**Your goal**: What lines of the data include the string "JSON"? Copy them all.

[Figure record extracts]
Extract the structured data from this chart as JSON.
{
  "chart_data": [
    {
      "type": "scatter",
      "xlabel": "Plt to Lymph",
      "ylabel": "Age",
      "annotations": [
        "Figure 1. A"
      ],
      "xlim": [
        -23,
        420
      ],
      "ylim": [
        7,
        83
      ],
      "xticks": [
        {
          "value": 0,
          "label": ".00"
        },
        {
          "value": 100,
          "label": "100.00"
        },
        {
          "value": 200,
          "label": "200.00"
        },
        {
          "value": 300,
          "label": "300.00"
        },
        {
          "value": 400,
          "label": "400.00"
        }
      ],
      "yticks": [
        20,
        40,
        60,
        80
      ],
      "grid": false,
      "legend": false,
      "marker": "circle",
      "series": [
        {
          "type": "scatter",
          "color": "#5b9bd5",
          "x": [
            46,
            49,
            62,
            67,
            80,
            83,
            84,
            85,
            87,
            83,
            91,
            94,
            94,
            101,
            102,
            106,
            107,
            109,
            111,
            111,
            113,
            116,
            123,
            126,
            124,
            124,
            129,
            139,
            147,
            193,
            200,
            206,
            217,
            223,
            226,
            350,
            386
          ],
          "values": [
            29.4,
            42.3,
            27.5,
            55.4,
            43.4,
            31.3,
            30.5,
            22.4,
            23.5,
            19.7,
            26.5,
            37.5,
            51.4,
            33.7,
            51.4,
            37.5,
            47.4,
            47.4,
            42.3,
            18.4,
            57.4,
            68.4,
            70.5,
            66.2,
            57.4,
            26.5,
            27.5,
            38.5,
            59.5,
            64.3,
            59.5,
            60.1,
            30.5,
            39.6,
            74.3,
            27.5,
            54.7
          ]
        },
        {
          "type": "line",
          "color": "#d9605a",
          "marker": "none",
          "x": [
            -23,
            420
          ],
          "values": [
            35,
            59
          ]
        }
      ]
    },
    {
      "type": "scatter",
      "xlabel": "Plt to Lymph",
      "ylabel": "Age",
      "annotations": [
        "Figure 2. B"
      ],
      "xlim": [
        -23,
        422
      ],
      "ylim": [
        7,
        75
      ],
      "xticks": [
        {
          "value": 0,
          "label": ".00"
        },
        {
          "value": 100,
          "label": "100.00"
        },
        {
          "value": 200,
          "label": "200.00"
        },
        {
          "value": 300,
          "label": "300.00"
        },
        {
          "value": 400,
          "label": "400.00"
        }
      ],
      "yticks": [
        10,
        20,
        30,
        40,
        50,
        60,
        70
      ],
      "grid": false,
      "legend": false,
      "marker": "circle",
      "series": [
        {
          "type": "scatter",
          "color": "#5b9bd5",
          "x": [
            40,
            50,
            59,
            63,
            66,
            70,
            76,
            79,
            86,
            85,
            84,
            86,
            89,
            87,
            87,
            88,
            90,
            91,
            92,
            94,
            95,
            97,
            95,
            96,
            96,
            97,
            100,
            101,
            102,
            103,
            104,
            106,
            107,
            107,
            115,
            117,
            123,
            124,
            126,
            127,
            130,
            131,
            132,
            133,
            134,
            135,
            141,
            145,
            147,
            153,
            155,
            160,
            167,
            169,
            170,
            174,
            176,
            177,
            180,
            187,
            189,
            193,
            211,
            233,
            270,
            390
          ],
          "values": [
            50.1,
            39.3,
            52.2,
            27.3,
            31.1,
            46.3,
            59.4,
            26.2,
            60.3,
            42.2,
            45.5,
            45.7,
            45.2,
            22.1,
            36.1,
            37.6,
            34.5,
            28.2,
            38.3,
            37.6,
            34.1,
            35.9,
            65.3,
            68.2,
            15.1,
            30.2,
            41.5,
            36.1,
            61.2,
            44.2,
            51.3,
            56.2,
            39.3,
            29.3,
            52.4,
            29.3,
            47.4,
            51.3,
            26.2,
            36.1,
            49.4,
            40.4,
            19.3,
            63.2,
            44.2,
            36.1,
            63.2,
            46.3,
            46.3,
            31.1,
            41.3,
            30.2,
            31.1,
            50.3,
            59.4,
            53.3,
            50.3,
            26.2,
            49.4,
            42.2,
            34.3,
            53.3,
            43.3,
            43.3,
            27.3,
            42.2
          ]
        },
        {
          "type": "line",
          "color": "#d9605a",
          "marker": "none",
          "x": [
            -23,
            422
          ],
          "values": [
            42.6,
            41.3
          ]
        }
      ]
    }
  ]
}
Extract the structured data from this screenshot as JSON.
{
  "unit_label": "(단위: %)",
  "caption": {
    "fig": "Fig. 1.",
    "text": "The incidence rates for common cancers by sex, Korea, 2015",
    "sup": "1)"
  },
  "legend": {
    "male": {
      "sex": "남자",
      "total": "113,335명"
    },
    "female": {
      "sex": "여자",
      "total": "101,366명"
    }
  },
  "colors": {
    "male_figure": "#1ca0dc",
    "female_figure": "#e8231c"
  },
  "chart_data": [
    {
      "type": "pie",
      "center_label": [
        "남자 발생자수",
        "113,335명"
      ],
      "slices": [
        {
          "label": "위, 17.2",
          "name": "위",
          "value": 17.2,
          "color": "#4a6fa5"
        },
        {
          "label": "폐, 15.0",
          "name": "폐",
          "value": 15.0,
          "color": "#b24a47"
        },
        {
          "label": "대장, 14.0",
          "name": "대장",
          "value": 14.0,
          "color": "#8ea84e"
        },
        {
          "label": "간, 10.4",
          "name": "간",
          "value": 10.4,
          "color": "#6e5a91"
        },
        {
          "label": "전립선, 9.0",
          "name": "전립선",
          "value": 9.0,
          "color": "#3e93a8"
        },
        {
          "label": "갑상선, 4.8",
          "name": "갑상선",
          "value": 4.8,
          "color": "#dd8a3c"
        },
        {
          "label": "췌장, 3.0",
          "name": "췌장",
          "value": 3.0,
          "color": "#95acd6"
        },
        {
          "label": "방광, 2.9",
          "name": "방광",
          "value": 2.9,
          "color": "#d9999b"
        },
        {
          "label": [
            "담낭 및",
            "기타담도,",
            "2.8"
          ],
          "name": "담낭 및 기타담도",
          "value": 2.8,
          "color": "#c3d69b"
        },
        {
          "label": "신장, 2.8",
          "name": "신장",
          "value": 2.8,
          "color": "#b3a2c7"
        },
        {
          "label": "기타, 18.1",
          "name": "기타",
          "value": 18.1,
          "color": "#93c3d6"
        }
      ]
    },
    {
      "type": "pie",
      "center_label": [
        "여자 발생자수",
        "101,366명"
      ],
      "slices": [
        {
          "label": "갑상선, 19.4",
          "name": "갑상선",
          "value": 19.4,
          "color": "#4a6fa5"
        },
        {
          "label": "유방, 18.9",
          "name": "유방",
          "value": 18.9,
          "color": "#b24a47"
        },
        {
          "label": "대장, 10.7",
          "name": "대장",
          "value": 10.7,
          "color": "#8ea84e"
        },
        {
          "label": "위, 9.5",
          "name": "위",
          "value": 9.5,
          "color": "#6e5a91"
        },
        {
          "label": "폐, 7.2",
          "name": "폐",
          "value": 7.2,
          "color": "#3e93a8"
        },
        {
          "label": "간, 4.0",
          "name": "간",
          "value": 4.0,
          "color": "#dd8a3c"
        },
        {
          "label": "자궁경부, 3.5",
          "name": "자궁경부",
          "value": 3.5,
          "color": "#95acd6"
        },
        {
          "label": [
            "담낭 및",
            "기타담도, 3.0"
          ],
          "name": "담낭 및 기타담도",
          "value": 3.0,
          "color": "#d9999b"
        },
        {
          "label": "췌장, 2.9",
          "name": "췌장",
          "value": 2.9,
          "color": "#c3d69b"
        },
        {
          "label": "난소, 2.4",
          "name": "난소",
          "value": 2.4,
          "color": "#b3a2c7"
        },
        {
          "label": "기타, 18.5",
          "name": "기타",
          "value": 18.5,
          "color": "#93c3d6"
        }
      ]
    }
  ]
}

**Exercise output**:
Extract the structured data from this chart as JSON.
Extract the structured data from this screenshot as JSON.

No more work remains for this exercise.